■ Page text
/---
Recent Reading: Time, Murder, and Mayhem

Here’s a round-up of some of my recent reading, including some recent titles that had been on my radar for a while and finally popped up at the public library.

Time

One of these was Kaliane Bradley’s The Ministry of Time, which I got interested in because Bradley was a brilliant guest on Backlisted. She was talking about Monkey King: Journey to the West—this was another instance in which I ended up more interested in the guest’s book than the book under discussion! I mostly enjoyed The Ministry of Time, until towards the end I got confused by the intricacies of its time travel plot and felt that I would have enjoyed a straight-up historical novel about the Franklin expedition more.

Reading Solvej Balle’s On the Calculation of Volume (Vol. I) for my book club last week I decided that for now I have reached my limit for novels that mess with time—I found Balle’s novel beautiful, meditative, and thought-provoking, but also annoying as I puzzled over the logistics and tried not to let what seemed like the improvisational or ad hoc nature of its underlying “theory” get in the way of what else it had to offer. At least Balle’s novel is deliberately anti-plot, which made it easier to let the metaphysics slide. Its focus on repetition and the consequences, especially psychological and emotional, of not being able to get back into time also made me think, often very sadly, of Denise Riley’s Time Lived, Without Its Flow, and my own struggle to fully re-enter time since Owen died.

Murder

Paradoxically, perhaps, given how regularly I teach our mystery & detective fiction course, I don’t read a lot of crime fiction these days, but I am always scouting for recent titles that might be useful for updating my reading list. This was part of what drew me to Kevin Powers’s A Line in the Sand, which sounded like a good combination of crime and politics—which it is. It’s a pretty good read, fast-paced and character driven. It turns on an attempt to cover up a massacre by private military contractors in Iraq: one of the witnesses was a former interpreter now in America who finds himself pursued by those who need that past erased to secure a massive new contract. So we get both the scary world of the shady companies profiteering from war and the interconnected (and also scary and shady) world of the politicians and military leaders who are also complicit. Most of the other main characters are also in one way or another suffering because of the Iraq war; its far-reaching consequences for those who fought and for those on the home front are among the novel’s themes. I thought it was a solid crime novel, if a bit too much of a thriller for my own personal taste: by the end the bodies have piled up, and the deaths are grim and violent, and the solution is action-driven rather than ratiocinative. If this is your kind of crime novel, I recommend it as a good example of the kind!
\---
■ Exercise requirements
Please reproduce the reading round-up word for word, from "Recent Reading: Time, Murder, and Mayhem" up to and including "Franklin expedition more.". The source data that comes next is separate from the reading round-up.

Source data
/---
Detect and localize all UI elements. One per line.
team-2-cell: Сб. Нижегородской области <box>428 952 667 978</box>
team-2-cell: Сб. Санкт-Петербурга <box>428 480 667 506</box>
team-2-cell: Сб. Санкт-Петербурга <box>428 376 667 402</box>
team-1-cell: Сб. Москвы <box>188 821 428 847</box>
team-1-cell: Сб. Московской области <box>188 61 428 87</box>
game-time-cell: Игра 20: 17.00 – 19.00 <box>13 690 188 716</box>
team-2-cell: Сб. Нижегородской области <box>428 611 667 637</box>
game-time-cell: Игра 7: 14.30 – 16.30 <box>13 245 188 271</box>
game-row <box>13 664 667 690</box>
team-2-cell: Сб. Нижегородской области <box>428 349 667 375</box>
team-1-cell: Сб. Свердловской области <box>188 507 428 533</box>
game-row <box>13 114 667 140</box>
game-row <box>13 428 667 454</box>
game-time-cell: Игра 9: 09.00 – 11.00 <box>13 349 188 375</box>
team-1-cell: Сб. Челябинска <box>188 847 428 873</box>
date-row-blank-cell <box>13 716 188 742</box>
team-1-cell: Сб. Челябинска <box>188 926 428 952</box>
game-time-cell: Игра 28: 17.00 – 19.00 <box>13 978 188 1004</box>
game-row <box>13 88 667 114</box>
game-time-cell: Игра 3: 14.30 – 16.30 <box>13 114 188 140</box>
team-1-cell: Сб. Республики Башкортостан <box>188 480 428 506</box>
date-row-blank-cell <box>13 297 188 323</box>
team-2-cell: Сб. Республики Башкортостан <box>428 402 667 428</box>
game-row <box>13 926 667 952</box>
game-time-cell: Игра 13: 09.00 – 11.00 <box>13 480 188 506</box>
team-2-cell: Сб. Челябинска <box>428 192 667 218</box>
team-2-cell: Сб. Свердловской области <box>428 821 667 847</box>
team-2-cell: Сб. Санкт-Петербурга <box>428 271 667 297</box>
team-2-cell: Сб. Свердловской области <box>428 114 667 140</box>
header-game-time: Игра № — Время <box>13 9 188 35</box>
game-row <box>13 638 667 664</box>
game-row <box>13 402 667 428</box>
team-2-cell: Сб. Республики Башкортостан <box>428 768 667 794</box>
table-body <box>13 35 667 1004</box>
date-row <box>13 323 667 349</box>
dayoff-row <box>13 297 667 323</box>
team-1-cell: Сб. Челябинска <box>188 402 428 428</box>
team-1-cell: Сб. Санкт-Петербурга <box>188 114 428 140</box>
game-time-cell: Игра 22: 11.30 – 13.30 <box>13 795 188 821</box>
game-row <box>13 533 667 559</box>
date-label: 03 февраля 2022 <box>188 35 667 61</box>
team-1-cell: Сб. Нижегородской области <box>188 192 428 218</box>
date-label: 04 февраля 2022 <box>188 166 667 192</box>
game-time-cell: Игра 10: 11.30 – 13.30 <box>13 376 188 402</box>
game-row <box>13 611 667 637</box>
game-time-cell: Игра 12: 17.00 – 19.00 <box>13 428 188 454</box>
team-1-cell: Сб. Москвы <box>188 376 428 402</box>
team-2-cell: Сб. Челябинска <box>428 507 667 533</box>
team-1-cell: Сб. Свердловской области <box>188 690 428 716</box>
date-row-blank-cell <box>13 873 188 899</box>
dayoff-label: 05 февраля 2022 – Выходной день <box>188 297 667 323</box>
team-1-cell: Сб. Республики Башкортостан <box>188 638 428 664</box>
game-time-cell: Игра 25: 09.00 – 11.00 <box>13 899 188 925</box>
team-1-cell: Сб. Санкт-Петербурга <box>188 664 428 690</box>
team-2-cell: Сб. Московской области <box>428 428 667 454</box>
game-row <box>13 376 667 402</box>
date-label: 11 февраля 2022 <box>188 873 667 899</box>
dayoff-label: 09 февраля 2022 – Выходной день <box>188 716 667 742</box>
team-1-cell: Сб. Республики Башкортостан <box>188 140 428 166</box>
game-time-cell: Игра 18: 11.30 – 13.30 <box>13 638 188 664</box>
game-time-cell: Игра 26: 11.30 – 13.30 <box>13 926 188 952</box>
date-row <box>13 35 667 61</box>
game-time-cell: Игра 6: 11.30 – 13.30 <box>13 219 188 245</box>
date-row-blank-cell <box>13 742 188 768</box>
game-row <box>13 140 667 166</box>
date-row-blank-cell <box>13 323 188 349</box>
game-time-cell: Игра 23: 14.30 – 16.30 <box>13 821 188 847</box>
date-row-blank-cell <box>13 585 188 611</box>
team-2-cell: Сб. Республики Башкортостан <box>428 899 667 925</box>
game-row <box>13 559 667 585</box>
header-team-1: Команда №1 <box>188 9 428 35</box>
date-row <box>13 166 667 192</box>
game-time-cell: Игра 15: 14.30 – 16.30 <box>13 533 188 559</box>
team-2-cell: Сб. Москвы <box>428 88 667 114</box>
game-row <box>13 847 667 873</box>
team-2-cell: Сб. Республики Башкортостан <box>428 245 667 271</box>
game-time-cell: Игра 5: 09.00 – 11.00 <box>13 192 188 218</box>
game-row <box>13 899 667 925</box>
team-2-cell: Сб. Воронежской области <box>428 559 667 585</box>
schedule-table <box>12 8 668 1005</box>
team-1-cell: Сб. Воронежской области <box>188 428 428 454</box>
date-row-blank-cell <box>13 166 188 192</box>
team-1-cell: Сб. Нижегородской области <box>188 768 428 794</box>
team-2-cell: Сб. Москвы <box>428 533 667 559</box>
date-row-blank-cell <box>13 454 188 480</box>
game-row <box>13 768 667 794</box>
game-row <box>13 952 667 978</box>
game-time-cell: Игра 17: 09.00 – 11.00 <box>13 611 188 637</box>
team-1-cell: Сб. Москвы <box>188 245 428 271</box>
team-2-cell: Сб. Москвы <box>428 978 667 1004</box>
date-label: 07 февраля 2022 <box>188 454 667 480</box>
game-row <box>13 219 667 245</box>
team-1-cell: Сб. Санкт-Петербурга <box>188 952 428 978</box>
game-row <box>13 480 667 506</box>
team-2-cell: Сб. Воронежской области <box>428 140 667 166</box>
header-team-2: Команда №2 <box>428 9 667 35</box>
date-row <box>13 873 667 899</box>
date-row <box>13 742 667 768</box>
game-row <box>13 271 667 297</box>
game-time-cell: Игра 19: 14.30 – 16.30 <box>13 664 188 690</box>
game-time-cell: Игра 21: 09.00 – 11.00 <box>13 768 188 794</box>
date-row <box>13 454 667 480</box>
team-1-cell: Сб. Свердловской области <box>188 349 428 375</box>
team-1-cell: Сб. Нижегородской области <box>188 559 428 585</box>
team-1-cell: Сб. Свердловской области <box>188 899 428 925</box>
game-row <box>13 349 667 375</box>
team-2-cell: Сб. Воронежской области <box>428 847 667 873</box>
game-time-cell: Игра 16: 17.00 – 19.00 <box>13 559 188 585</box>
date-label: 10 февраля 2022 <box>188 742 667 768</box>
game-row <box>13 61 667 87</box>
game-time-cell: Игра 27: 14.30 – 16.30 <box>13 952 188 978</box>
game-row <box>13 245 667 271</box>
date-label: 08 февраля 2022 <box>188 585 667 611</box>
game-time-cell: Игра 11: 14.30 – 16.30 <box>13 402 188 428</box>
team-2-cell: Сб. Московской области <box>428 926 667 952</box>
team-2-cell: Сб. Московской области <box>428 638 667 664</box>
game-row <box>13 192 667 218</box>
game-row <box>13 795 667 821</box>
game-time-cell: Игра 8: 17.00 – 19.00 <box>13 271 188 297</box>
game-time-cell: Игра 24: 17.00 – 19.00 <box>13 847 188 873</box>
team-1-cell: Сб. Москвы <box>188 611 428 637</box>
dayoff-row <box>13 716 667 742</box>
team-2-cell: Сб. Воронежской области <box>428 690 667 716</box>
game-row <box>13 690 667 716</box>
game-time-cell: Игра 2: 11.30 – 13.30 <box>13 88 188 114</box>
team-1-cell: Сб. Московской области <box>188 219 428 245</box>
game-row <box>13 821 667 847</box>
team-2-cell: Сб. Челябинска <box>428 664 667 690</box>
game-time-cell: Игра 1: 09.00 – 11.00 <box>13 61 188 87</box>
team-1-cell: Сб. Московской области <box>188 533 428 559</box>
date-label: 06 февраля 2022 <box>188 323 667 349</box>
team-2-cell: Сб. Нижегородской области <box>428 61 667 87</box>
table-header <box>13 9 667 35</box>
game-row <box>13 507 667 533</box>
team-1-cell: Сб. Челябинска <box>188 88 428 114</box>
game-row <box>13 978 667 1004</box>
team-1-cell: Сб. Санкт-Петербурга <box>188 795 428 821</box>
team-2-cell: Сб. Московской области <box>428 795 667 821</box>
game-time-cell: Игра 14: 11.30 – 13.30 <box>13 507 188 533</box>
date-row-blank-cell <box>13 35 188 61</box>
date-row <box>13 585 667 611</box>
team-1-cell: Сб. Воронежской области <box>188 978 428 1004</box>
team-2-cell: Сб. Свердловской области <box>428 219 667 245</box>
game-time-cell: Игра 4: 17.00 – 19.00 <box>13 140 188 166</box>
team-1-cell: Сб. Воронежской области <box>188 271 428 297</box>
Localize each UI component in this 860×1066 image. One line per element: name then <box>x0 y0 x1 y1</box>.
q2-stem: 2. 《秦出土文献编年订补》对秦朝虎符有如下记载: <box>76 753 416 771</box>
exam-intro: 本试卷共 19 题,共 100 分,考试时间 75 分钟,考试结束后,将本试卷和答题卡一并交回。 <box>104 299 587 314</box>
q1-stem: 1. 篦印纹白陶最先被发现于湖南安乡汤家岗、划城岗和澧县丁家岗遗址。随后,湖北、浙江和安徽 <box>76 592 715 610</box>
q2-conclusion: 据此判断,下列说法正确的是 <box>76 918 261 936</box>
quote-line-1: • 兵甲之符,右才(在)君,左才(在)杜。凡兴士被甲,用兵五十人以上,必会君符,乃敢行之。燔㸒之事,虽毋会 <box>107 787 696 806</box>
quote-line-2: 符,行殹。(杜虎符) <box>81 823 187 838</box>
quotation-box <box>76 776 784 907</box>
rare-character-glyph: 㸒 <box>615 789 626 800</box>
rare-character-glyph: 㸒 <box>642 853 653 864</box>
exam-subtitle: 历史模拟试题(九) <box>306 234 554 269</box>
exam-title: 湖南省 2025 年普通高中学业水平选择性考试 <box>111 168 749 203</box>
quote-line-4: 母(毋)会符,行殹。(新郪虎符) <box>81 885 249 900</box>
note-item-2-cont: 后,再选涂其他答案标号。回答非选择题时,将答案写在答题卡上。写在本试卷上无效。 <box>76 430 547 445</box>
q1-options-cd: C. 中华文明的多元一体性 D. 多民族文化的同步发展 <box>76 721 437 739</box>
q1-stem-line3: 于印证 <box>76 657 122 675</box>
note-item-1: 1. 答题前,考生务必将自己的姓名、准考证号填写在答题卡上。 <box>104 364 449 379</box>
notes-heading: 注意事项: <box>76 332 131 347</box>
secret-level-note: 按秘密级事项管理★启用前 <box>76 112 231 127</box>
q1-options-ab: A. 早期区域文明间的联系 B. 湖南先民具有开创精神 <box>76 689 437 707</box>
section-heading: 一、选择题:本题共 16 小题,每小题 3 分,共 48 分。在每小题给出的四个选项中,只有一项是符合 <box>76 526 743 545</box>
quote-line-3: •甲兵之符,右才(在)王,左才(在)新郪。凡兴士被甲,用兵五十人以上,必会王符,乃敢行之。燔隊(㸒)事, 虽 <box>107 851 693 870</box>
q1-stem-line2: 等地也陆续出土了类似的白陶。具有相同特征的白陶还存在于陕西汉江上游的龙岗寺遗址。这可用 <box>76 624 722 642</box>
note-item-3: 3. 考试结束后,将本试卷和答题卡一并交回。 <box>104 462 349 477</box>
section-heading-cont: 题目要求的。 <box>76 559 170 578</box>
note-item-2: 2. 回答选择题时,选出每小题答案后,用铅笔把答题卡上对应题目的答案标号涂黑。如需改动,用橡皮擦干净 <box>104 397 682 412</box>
\---
■ Answer
Recent Reading: Time, Murder, and Mayhem

Here’s a round-up of some of my recent reading, including some recent titles that had been on my radar for a while and finally popped up at the public library.

Time

One of these was Kaliane Bradley’s The Ministry of Time, which I got interested in because Bradley was a brilliant guest on Backlisted. She was talking about Monkey King: Journey to the West—this was another instance in which I ended up more interested in the guest’s book than the book under discussion! I mostly enjoyed The Ministry of Time, until towards the end I got confused by the intricacies of its time travel plot and felt that I would have enjoyed a straight-up historical novel about the Franklin expedition more.